Return the records, each one exactly as written.
--- RECORD EXTRACTS ---
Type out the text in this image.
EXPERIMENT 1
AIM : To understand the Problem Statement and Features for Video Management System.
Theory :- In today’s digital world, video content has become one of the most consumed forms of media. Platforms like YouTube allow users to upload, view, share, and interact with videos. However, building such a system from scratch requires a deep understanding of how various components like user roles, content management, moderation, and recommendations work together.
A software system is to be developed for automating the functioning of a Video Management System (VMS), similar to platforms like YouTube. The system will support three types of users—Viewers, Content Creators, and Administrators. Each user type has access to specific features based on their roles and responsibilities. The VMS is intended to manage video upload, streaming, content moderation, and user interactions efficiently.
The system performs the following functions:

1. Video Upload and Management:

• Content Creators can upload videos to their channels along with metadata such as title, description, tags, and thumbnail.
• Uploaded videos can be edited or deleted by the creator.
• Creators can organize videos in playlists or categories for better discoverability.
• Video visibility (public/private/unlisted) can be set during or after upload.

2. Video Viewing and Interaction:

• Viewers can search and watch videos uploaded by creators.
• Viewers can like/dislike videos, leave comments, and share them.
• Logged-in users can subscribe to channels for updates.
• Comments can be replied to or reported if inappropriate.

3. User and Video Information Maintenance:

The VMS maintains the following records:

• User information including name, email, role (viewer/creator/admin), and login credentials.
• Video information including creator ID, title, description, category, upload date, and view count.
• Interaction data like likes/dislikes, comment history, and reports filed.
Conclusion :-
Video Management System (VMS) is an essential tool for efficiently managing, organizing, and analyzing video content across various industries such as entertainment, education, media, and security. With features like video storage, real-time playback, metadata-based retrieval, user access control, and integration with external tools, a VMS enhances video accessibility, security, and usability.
---
FULL SOLUTION
Type out the text in this image.
EXPERIMENT 1
AIM : To understand the Problem Statement and Features for Video Management System.
Theory :- In today’s digital world, video content has become one of the most consumed forms of media. Platforms like YouTube allow users to upload, view, share, and interact with videos. However, building such a system from scratch requires a deep understanding of how various components like user roles, content management, moderation, and recommendations work together.
A software system is to be developed for automating the functioning of a Video Management System (VMS), similar to platforms like YouTube. The system will support three types of users—Viewers, Content Creators, and Administrators. Each user type has access to specific features based on their roles and responsibilities. The VMS is intended to manage video upload, streaming, content moderation, and user interactions efficiently.
The system performs the following functions:

1. Video Upload and Management:

• Content Creators can upload videos to their channels along with metadata such as title, description, tags, and thumbnail.
• Uploaded videos can be edited or deleted by the creator.
• Creators can organize videos in playlists or categories for better discoverability.
• Video visibility (public/private/unlisted) can be set during or after upload.

2. Video Viewing and Interaction:

• Viewers can search and watch videos uploaded by creators.
• Viewers can like/dislike videos, leave comments, and share them.
• Logged-in users can subscribe to channels for updates.
• Comments can be replied to or reported if inappropriate.

3. User and Video Information Maintenance:

The VMS maintains the following records:

• User information including name, email, role (viewer/creator/admin), and login credentials.
• Video information including creator ID, title, description, category, upload date, and view count.
• Interaction data like likes/dislikes, comment history, and reports filed.
Conclusion :-
Video Management System (VMS) is an essential tool for efficiently managing, organizing, and analyzing video content across various industries such as entertainment, education, media, and security. With features like video storage, real-time playback, metadata-based retrieval, user access control, and integration with external tools, a VMS enhances video accessibility, security, and usability.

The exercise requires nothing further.